■ **PROMPT**
All of the material below is to be restated word for word, apart from the pictures.

■ **DATASET RECORDS**
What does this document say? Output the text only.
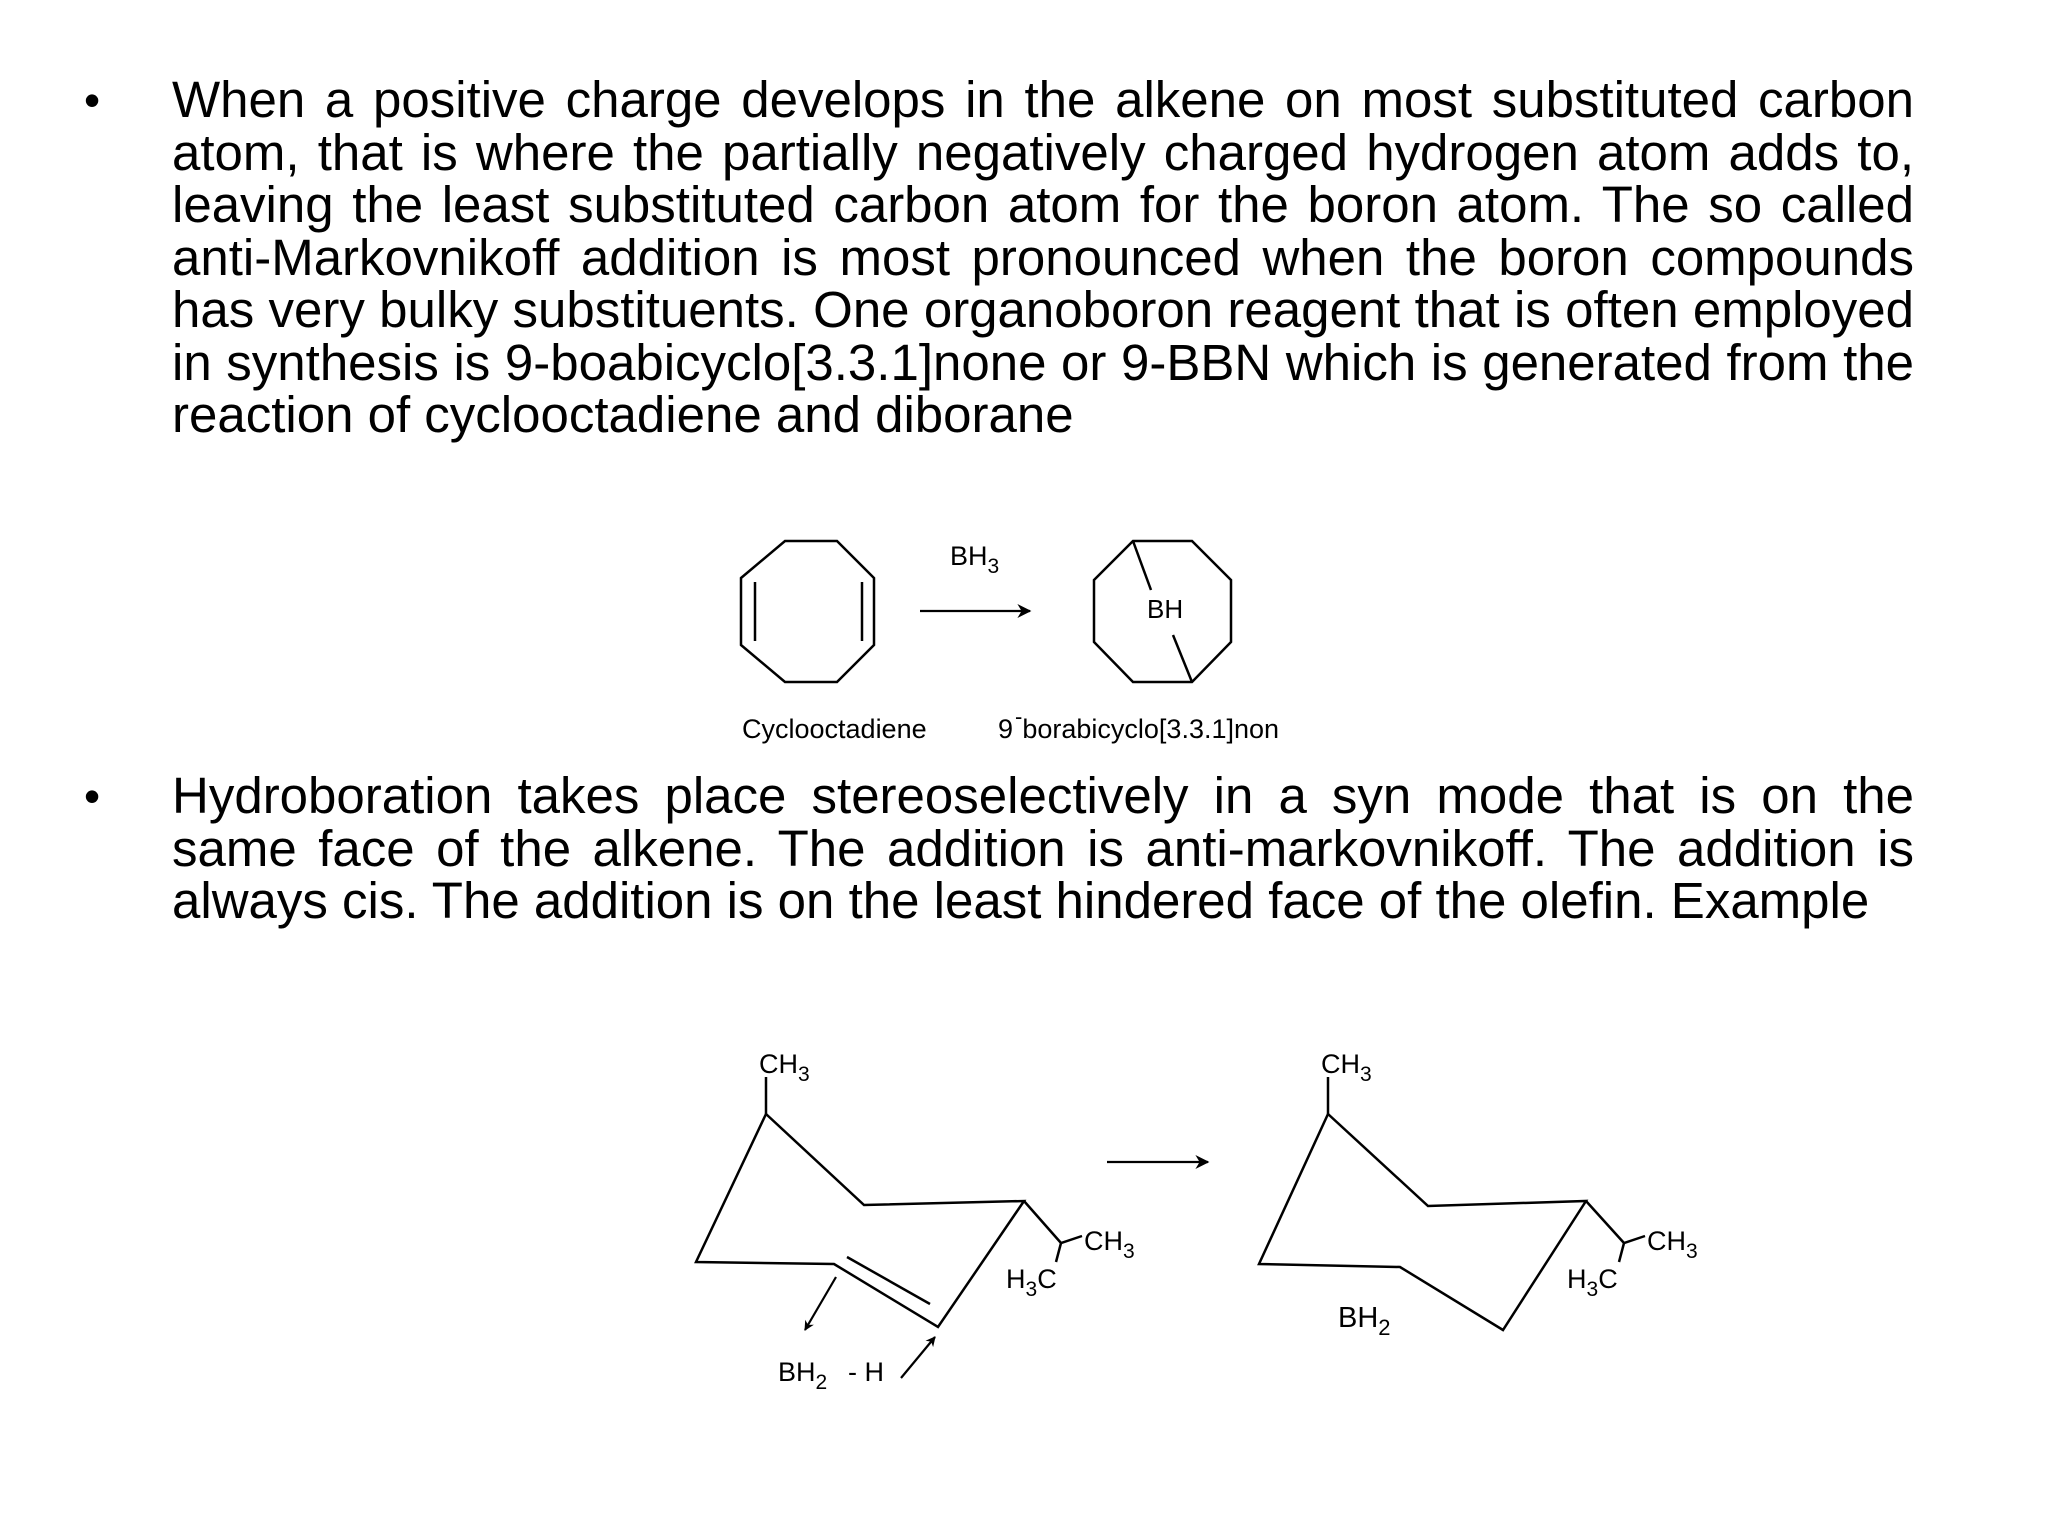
•	When a positive charge develops in the alkene on most substituted carbon atom, that is where the partially negatively charged hydrogen atom adds to, leaving the least substituted carbon atom for the boron atom. The so called anti-Markovnikoff addition is most pronounced when the boron compounds has very bulky substituents. One organoboron reagent that is often employed in synthesis is 9-boabicyclo[3.3.1]none or 9-BBN which is generated from the reaction of cyclooctadiene and diborane
$BH_3$
BH
Cyclooctadiene	9-borabicyclo[3.3.1]non
$CH_3$
$CH_3$
$H_3C$
$BH_2$ - H
$CH_3$
$CH_3$
$H_3C$
$BH_2$
•	Hydroboration takes place stereoselectively in a syn mode that is on the same face of the alkene. The addition is anti-markovnikoff. The addition is always cis. The addition is on the least hindered face of the olefin. Example
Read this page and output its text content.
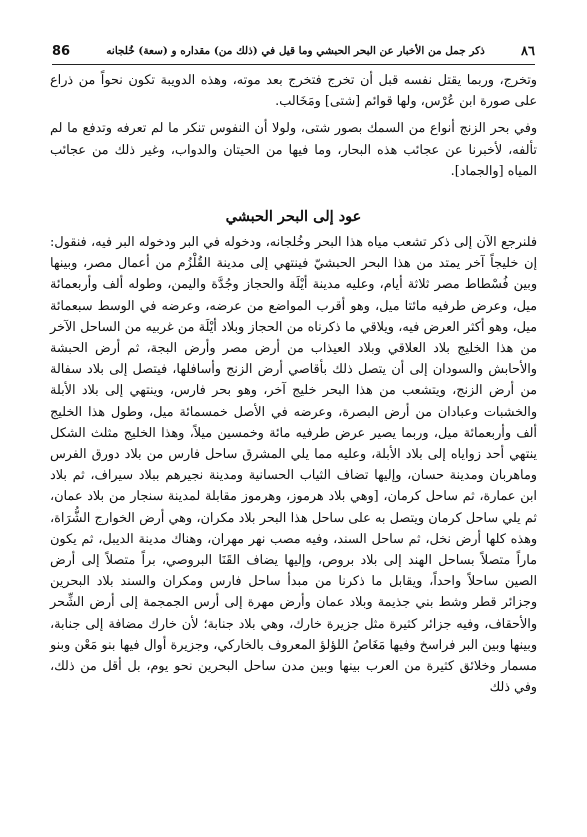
٨٦
ذكر جمل من الأخبار عن البحر الحبشي وما قيل في (ذلك من) مقداره و (سعة) خُلجانه
86

وتخرج، وربما يقتل نفسه قبل أن تخرج فتخرج بعد موته، وهذه الدويبة تكون نحواً من ذراع على صورة ابن عُرْس، ولها قوائم [شتى] ومَخَالب.

وفي بحر الزنج أنواع من السمك بصور شتى، ولولا أن النفوس تنكر ما لم تعرفه وتدفع ما لم تألفه، لأخبرنا عن عجائب هذه البحار، وما فيها من الحيتان والدواب، وغير ذلك من عجائب المياه [والجماد].

عود إلى البحر الحبشي

فلنرجع الآن إلى ذكر تشعب مياه هذا البحر وخُلجانه، ودخوله في البر ودخوله البر فيه، فنقول: إن خليجاً آخر يمتد من هذا البحر الحبشيّ فينتهي إلى مدينة القُلْزُم من أعمال مصر، وبينها وبين فُسْطاط مصر ثلاثة أيام، وعليه مدينة أيْلَة والحجاز وجُدَّة واليمن، وطوله ألف وأربعمائة ميل، وعرض طرفيه مائتا ميل، وهو أقرب المواضع من عرضه، وعرضه في الوسط سبعمائة ميل، وهو أكثر العرض فيه، ويلاقي ما ذكرناه من الحجاز وبلاد أيْلَة من غربيه من الساحل الآخر من هذا الخليج بلاد العلاقي وبلاد العيذاب من أرض مصر وأرض البجة، ثم أرض الحبشة والأحابش والسودان إلى أن يتصل ذلك بأقاصي أرض الزنج وأسافلها، فيتصل إلى بلاد سفالة من أرض الزنج، ويتشعب من هذا البحر خليج آخر، وهو بحر فارس، وينتهي إلى بلاد الأبلة والخشبات وعبادان من أرض البصرة، وعرضه في الأصل خمسمائة ميل، وطول هذا الخليج ألف وأربعمائة ميل، وربما يصير عرض طرفيه مائة وخمسين ميلاً، وهذا الخليج مثلث الشكل ينتهي أحد زواياه إلى بلاد الأبلة، وعليه مما يلي المشرق ساحل فارس من بلاد دورق الفرس وماهربان ومدينة حسان، وإليها تضاف الثياب الحسانية ومدينة نجيرهم ببلاد سيراف، ثم بلاد ابن عمارة، ثم ساحل كرمان، [وهي بلاد هرموز، وهرموز مقابلة لمدينة سنجار من بلاد عمان، ثم يلي ساحل كرمان ويتصل به على ساحل هذا البحر بلاد مكران، وهي أرض الخوارج الشُّرَاة، وهذه كلها أرض نخل، ثم ساحل السند، وفيه مصب نهر مهران، وهناك مدينة الديبل، ثم يكون ماراً متصلاً بساحل الهند إلى بلاد بروص، وإليها يضاف القَنَا البروصي، براً متصلاً إلى أرض الصين ساحلاً واحداً، ويقابل ما ذكرنا من مبدأ ساحل فارس ومكران والسند بلاد البحرين وجزائر قطر وشط بني جذيمة وبلاد عمان وأرض مهرة إلى أرس الجمجمة إلى أرض الشِّحر والأحقاف، وفيه جزائر كثيرة مثل جزيرة خارك، وهي بلاد جنابة؛ لأن خارك مضافة إلى جنابة، وبينها وبين البر فراسخ وفيها مَغَاصُ اللؤلؤ المعروف بالخاركي، وجزيرة أوال فيها بنو مَعْن وبنو مسمار وخلائق كثيرة من العرب بينها وبين مدن ساحل البحرين نحو يوم، بل أقل من ذلك، وفي ذلك
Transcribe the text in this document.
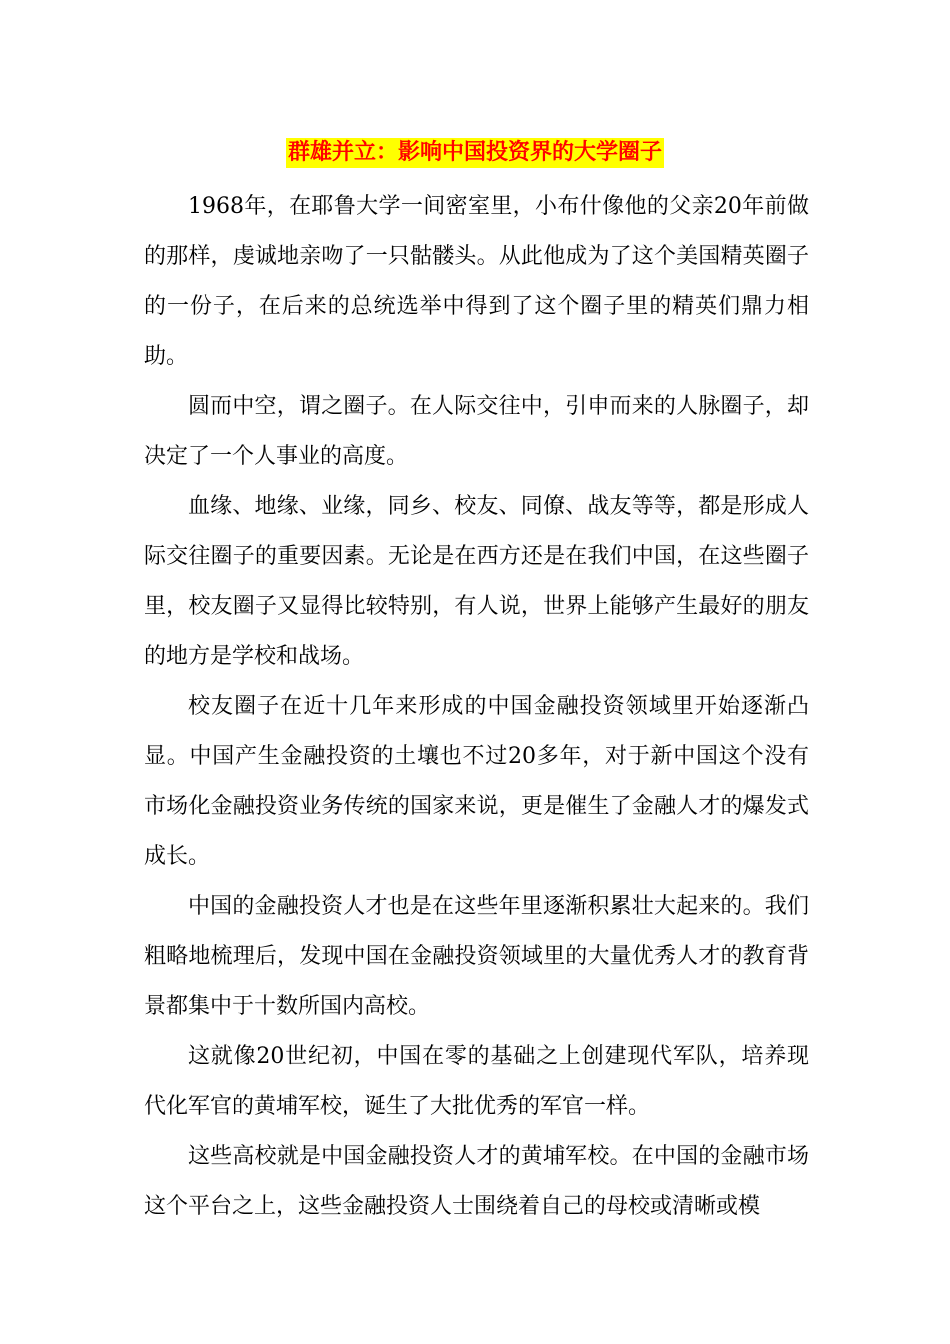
群雄并立：影响中国投资界的大学圈子

1968年，在耶鲁大学一间密室里，小布什像他的父亲20年前做的那样，虔诚地亲吻了一只骷髅头。从此他成为了这个美国精英圈子的一份子，在后来的总统选举中得到了这个圈子里的精英们鼎力相助。

圆而中空，谓之圈子。在人际交往中，引申而来的人脉圈子，却决定了一个人事业的高度。

血缘、地缘、业缘，同乡、校友、同僚、战友等等，都是形成人际交往圈子的重要因素。无论是在西方还是在我们中国，在这些圈子里，校友圈子又显得比较特别，有人说，世界上能够产生最好的朋友的地方是学校和战场。

校友圈子在近十几年来形成的中国金融投资领域里开始逐渐凸显。中国产生金融投资的土壤也不过20多年，对于新中国这个没有市场化金融投资业务传统的国家来说，更是催生了金融人才的爆发式成长。

中国的金融投资人才也是在这些年里逐渐积累壮大起来的。我们粗略地梳理后，发现中国在金融投资领域里的大量优秀人才的教育背景都集中于十数所国内高校。

这就像20世纪初，中国在零的基础之上创建现代军队，培养现代化军官的黄埔军校，诞生了大批优秀的军官一样。

这些高校就是中国金融投资人才的黄埔军校。在中国的金融市场这个平台之上，这些金融投资人士围绕着自己的母校或清晰或模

■ **ANSWER TO THIS EXERCISE**
What does this document say? Output the text only.
•	When a positive charge develops in the alkene on most substituted carbon atom, that is where the partially negatively charged hydrogen atom adds to, leaving the least substituted carbon atom for the boron atom. The so called anti-Markovnikoff addition is most pronounced when the boron compounds has very bulky substituents. One organoboron reagent that is often employed in synthesis is 9-boabicyclo[3.3.1]none or 9-BBN which is generated from the reaction of cyclooctadiene and diborane
$BH_3$
BH
Cyclooctadiene	9-borabicyclo[3.3.1]non
$CH_3$
$CH_3$
$H_3C$
$BH_2$ - H
$CH_3$
$CH_3$
$H_3C$
$BH_2$
•	Hydroboration takes place stereoselectively in a syn mode that is on the same face of the alkene. The addition is anti-markovnikoff. The addition is always cis. The addition is on the least hindered face of the olefin. Example
Read this page and output its text content.
٨٦
ذكر جمل من الأخبار عن البحر الحبشي وما قيل في (ذلك من) مقداره و (سعة) خُلجانه
86

وتخرج، وربما يقتل نفسه قبل أن تخرج فتخرج بعد موته، وهذه الدويبة تكون نحواً من ذراع على صورة ابن عُرْس، ولها قوائم [شتى] ومَخَالب.

وفي بحر الزنج أنواع من السمك بصور شتى، ولولا أن النفوس تنكر ما لم تعرفه وتدفع ما لم تألفه، لأخبرنا عن عجائب هذه البحار، وما فيها من الحيتان والدواب، وغير ذلك من عجائب المياه [والجماد].

عود إلى البحر الحبشي

فلنرجع الآن إلى ذكر تشعب مياه هذا البحر وخُلجانه، ودخوله في البر ودخوله البر فيه، فنقول: إن خليجاً آخر يمتد من هذا البحر الحبشيّ فينتهي إلى مدينة القُلْزُم من أعمال مصر، وبينها وبين فُسْطاط مصر ثلاثة أيام، وعليه مدينة أيْلَة والحجاز وجُدَّة واليمن، وطوله ألف وأربعمائة ميل، وعرض طرفيه مائتا ميل، وهو أقرب المواضع من عرضه، وعرضه في الوسط سبعمائة ميل، وهو أكثر العرض فيه، ويلاقي ما ذكرناه من الحجاز وبلاد أيْلَة من غربيه من الساحل الآخر من هذا الخليج بلاد العلاقي وبلاد العيذاب من أرض مصر وأرض البجة، ثم أرض الحبشة والأحابش والسودان إلى أن يتصل ذلك بأقاصي أرض الزنج وأسافلها، فيتصل إلى بلاد سفالة من أرض الزنج، ويتشعب من هذا البحر خليج آخر، وهو بحر فارس، وينتهي إلى بلاد الأبلة والخشبات وعبادان من أرض البصرة، وعرضه في الأصل خمسمائة ميل، وطول هذا الخليج ألف وأربعمائة ميل، وربما يصير عرض طرفيه مائة وخمسين ميلاً، وهذا الخليج مثلث الشكل ينتهي أحد زواياه إلى بلاد الأبلة، وعليه مما يلي المشرق ساحل فارس من بلاد دورق الفرس وماهربان ومدينة حسان، وإليها تضاف الثياب الحسانية ومدينة نجيرهم ببلاد سيراف، ثم بلاد ابن عمارة، ثم ساحل كرمان، [وهي بلاد هرموز، وهرموز مقابلة لمدينة سنجار من بلاد عمان، ثم يلي ساحل كرمان ويتصل به على ساحل هذا البحر بلاد مكران، وهي أرض الخوارج الشُّرَاة، وهذه كلها أرض نخل، ثم ساحل السند، وفيه مصب نهر مهران، وهناك مدينة الديبل، ثم يكون ماراً متصلاً بساحل الهند إلى بلاد بروص، وإليها يضاف القَنَا البروصي، براً متصلاً إلى أرض الصين ساحلاً واحداً، ويقابل ما ذكرنا من مبدأ ساحل فارس ومكران والسند بلاد البحرين وجزائر قطر وشط بني جذيمة وبلاد عمان وأرض مهرة إلى أرس الجمجمة إلى أرض الشِّحر والأحقاف، وفيه جزائر كثيرة مثل جزيرة خارك، وهي بلاد جنابة؛ لأن خارك مضافة إلى جنابة، وبينها وبين البر فراسخ وفيها مَغَاصُ اللؤلؤ المعروف بالخاركي، وجزيرة أوال فيها بنو مَعْن وبنو مسمار وخلائق كثيرة من العرب بينها وبين مدن ساحل البحرين نحو يوم، بل أقل من ذلك، وفي ذلك
Transcribe the text in this document.
群雄并立：影响中国投资界的大学圈子

1968年，在耶鲁大学一间密室里，小布什像他的父亲20年前做的那样，虔诚地亲吻了一只骷髅头。从此他成为了这个美国精英圈子的一份子，在后来的总统选举中得到了这个圈子里的精英们鼎力相助。

圆而中空，谓之圈子。在人际交往中，引申而来的人脉圈子，却决定了一个人事业的高度。

血缘、地缘、业缘，同乡、校友、同僚、战友等等，都是形成人际交往圈子的重要因素。无论是在西方还是在我们中国，在这些圈子里，校友圈子又显得比较特别，有人说，世界上能够产生最好的朋友的地方是学校和战场。

校友圈子在近十几年来形成的中国金融投资领域里开始逐渐凸显。中国产生金融投资的土壤也不过20多年，对于新中国这个没有市场化金融投资业务传统的国家来说，更是催生了金融人才的爆发式成长。

中国的金融投资人才也是在这些年里逐渐积累壮大起来的。我们粗略地梳理后，发现中国在金融投资领域里的大量优秀人才的教育背景都集中于十数所国内高校。

这就像20世纪初，中国在零的基础之上创建现代军队，培养现代化军官的黄埔军校，诞生了大批优秀的军官一样。

这些高校就是中国金融投资人才的黄埔军校。在中国的金融市场这个平台之上，这些金融投资人士围绕着自己的母校或清晰或模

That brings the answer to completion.